SHORT TASK:
Transcribe the material in full, exactly as written.

Saved entries
——————————
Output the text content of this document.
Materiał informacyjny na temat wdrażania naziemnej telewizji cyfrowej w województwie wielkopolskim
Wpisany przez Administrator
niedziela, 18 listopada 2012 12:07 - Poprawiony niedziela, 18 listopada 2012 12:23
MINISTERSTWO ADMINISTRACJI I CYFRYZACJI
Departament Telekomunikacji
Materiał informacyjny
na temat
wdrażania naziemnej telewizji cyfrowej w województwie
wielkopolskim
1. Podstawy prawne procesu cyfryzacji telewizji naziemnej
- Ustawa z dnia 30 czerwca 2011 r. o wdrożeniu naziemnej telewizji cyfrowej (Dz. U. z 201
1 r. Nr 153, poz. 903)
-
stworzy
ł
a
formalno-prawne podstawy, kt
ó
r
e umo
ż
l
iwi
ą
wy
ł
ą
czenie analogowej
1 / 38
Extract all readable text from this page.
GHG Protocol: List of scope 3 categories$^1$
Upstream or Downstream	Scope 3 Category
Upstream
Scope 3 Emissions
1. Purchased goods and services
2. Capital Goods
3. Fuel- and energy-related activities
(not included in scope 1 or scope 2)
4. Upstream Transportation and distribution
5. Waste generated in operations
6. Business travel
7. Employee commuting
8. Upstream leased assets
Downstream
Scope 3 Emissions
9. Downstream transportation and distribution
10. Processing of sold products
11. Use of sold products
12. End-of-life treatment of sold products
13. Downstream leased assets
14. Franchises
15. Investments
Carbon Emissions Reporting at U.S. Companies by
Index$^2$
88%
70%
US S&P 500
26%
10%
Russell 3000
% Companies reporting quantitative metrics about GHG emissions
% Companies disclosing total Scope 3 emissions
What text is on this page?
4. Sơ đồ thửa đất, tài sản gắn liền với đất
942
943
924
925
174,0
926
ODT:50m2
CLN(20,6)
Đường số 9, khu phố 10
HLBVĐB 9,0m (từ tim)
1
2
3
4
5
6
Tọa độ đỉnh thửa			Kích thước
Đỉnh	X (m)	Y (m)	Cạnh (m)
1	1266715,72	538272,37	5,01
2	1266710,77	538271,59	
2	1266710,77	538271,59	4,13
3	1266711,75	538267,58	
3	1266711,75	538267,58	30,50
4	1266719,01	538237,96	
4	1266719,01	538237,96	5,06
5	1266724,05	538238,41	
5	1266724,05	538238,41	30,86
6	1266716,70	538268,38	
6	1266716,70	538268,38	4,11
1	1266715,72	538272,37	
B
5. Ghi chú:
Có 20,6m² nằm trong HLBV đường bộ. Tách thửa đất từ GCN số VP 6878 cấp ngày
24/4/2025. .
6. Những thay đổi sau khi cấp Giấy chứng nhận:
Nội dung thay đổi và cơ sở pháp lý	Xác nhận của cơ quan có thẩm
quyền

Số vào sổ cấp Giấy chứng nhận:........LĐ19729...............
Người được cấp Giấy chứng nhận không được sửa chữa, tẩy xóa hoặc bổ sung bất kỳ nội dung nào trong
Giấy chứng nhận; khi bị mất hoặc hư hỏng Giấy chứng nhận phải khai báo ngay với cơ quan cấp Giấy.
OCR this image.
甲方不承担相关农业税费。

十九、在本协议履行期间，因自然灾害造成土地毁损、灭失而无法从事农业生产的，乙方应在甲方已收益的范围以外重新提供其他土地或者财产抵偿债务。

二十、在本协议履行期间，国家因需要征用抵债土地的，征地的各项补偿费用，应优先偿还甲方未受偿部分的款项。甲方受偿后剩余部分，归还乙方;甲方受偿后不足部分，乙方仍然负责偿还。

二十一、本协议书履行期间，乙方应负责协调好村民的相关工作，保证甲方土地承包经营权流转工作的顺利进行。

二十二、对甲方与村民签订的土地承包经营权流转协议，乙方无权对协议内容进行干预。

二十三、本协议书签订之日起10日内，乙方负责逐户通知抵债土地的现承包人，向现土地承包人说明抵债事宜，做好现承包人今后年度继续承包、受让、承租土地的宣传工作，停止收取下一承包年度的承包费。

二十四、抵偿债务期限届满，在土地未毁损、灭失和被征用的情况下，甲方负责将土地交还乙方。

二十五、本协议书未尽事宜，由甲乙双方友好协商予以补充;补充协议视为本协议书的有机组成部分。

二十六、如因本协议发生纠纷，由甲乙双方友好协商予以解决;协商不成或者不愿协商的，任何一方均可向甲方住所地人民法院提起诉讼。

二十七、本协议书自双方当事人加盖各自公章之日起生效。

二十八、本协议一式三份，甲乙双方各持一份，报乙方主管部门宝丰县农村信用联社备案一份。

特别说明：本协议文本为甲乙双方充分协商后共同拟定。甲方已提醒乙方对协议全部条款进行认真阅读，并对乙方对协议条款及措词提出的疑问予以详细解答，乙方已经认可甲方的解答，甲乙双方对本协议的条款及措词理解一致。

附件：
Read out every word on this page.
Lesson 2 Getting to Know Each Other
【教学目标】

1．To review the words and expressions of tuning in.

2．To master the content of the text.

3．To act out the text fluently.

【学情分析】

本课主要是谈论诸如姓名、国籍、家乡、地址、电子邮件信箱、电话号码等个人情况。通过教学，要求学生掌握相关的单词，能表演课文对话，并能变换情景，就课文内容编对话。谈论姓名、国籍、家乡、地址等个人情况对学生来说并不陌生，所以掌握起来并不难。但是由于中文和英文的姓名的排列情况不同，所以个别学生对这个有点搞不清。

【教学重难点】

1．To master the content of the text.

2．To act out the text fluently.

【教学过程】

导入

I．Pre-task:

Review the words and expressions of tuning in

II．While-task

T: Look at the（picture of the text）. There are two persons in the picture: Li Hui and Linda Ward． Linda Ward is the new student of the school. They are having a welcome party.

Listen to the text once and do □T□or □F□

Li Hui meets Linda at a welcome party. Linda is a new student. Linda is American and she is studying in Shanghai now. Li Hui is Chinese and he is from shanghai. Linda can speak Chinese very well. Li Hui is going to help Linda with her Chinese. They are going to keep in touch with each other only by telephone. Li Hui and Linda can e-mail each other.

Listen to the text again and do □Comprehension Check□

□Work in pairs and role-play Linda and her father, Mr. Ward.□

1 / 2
——————————
EXERCISE SOLUTION:
Output the text content of this document.
Materiał informacyjny na temat wdrażania naziemnej telewizji cyfrowej w województwie wielkopolskim
Wpisany przez Administrator
niedziela, 18 listopada 2012 12:07 - Poprawiony niedziela, 18 listopada 2012 12:23
MINISTERSTWO ADMINISTRACJI I CYFRYZACJI
Departament Telekomunikacji
Materiał informacyjny
na temat
wdrażania naziemnej telewizji cyfrowej w województwie
wielkopolskim
1. Podstawy prawne procesu cyfryzacji telewizji naziemnej
- Ustawa z dnia 30 czerwca 2011 r. o wdrożeniu naziemnej telewizji cyfrowej (Dz. U. z 201
1 r. Nr 153, poz. 903)
-
stworzy
ł
a
formalno-prawne podstawy, kt
ó
r
e umo
ż
l
iwi
ą
wy
ł
ą
czenie analogowej
1 / 38
Extract all readable text from this page.
GHG Protocol: List of scope 3 categories$^1$
Upstream or Downstream	Scope 3 Category
Upstream
Scope 3 Emissions
1. Purchased goods and services
2. Capital Goods
3. Fuel- and energy-related activities
(not included in scope 1 or scope 2)
4. Upstream Transportation and distribution
5. Waste generated in operations
6. Business travel
7. Employee commuting
8. Upstream leased assets
Downstream
Scope 3 Emissions
9. Downstream transportation and distribution
10. Processing of sold products
11. Use of sold products
12. End-of-life treatment of sold products
13. Downstream leased assets
14. Franchises
15. Investments
Carbon Emissions Reporting at U.S. Companies by
Index$^2$
88%
70%
US S&P 500
26%
10%
Russell 3000
% Companies reporting quantitative metrics about GHG emissions
% Companies disclosing total Scope 3 emissions
What text is on this page?
4. Sơ đồ thửa đất, tài sản gắn liền với đất
942
943
924
925
174,0
926
ODT:50m2
CLN(20,6)
Đường số 9, khu phố 10
HLBVĐB 9,0m (từ tim)
1
2
3
4
5
6
Tọa độ đỉnh thửa			Kích thước
Đỉnh	X (m)	Y (m)	Cạnh (m)
1	1266715,72	538272,37	5,01
2	1266710,77	538271,59	
2	1266710,77	538271,59	4,13
3	1266711,75	538267,58	
3	1266711,75	538267,58	30,50
4	1266719,01	538237,96	
4	1266719,01	538237,96	5,06
5	1266724,05	538238,41	
5	1266724,05	538238,41	30,86
6	1266716,70	538268,38	
6	1266716,70	538268,38	4,11
1	1266715,72	538272,37	
B
5. Ghi chú:
Có 20,6m² nằm trong HLBV đường bộ. Tách thửa đất từ GCN số VP 6878 cấp ngày
24/4/2025. .
6. Những thay đổi sau khi cấp Giấy chứng nhận:
Nội dung thay đổi và cơ sở pháp lý	Xác nhận của cơ quan có thẩm
quyền

Số vào sổ cấp Giấy chứng nhận:........LĐ19729...............
Người được cấp Giấy chứng nhận không được sửa chữa, tẩy xóa hoặc bổ sung bất kỳ nội dung nào trong
Giấy chứng nhận; khi bị mất hoặc hư hỏng Giấy chứng nhận phải khai báo ngay với cơ quan cấp Giấy.
OCR this image.
甲方不承担相关农业税费。

十九、在本协议履行期间，因自然灾害造成土地毁损、灭失而无法从事农业生产的，乙方应在甲方已收益的范围以外重新提供其他土地或者财产抵偿债务。

二十、在本协议履行期间，国家因需要征用抵债土地的，征地的各项补偿费用，应优先偿还甲方未受偿部分的款项。甲方受偿后剩余部分，归还乙方;甲方受偿后不足部分，乙方仍然负责偿还。

二十一、本协议书履行期间，乙方应负责协调好村民的相关工作，保证甲方土地承包经营权流转工作的顺利进行。

二十二、对甲方与村民签订的土地承包经营权流转协议，乙方无权对协议内容进行干预。

二十三、本协议书签订之日起10日内，乙方负责逐户通知抵债土地的现承包人，向现土地承包人说明抵债事宜，做好现承包人今后年度继续承包、受让、承租土地的宣传工作，停止收取下一承包年度的承包费。

二十四、抵偿债务期限届满，在土地未毁损、灭失和被征用的情况下，甲方负责将土地交还乙方。

二十五、本协议书未尽事宜，由甲乙双方友好协商予以补充;补充协议视为本协议书的有机组成部分。

二十六、如因本协议发生纠纷，由甲乙双方友好协商予以解决;协商不成或者不愿协商的，任何一方均可向甲方住所地人民法院提起诉讼。

二十七、本协议书自双方当事人加盖各自公章之日起生效。

二十八、本协议一式三份，甲乙双方各持一份，报乙方主管部门宝丰县农村信用联社备案一份。

特别说明：本协议文本为甲乙双方充分协商后共同拟定。甲方已提醒乙方对协议全部条款进行认真阅读，并对乙方对协议条款及措词提出的疑问予以详细解答，乙方已经认可甲方的解答，甲乙双方对本协议的条款及措词理解一致。

附件：
Read out every word on this page.
Lesson 2 Getting to Know Each Other
【教学目标】

1．To review the words and expressions of tuning in.

2．To master the content of the text.

3．To act out the text fluently.

【学情分析】

本课主要是谈论诸如姓名、国籍、家乡、地址、电子邮件信箱、电话号码等个人情况。通过教学，要求学生掌握相关的单词，能表演课文对话，并能变换情景，就课文内容编对话。谈论姓名、国籍、家乡、地址等个人情况对学生来说并不陌生，所以掌握起来并不难。但是由于中文和英文的姓名的排列情况不同，所以个别学生对这个有点搞不清。

【教学重难点】

1．To master the content of the text.

2．To act out the text fluently.

【教学过程】

导入

I．Pre-task:

Review the words and expressions of tuning in

II．While-task

T: Look at the（picture of the text）. There are two persons in the picture: Li Hui and Linda Ward． Linda Ward is the new student of the school. They are having a welcome party.

Listen to the text once and do □T□or □F□

Li Hui meets Linda at a welcome party. Linda is a new student. Linda is American and she is studying in Shanghai now. Li Hui is Chinese and he is from shanghai. Linda can speak Chinese very well. Li Hui is going to help Linda with her Chinese. They are going to keep in touch with each other only by telephone. Li Hui and Linda can e-mail each other.

Listen to the text again and do □Comprehension Check□

□Work in pairs and role-play Linda and her father, Mr. Ward.□

1 / 2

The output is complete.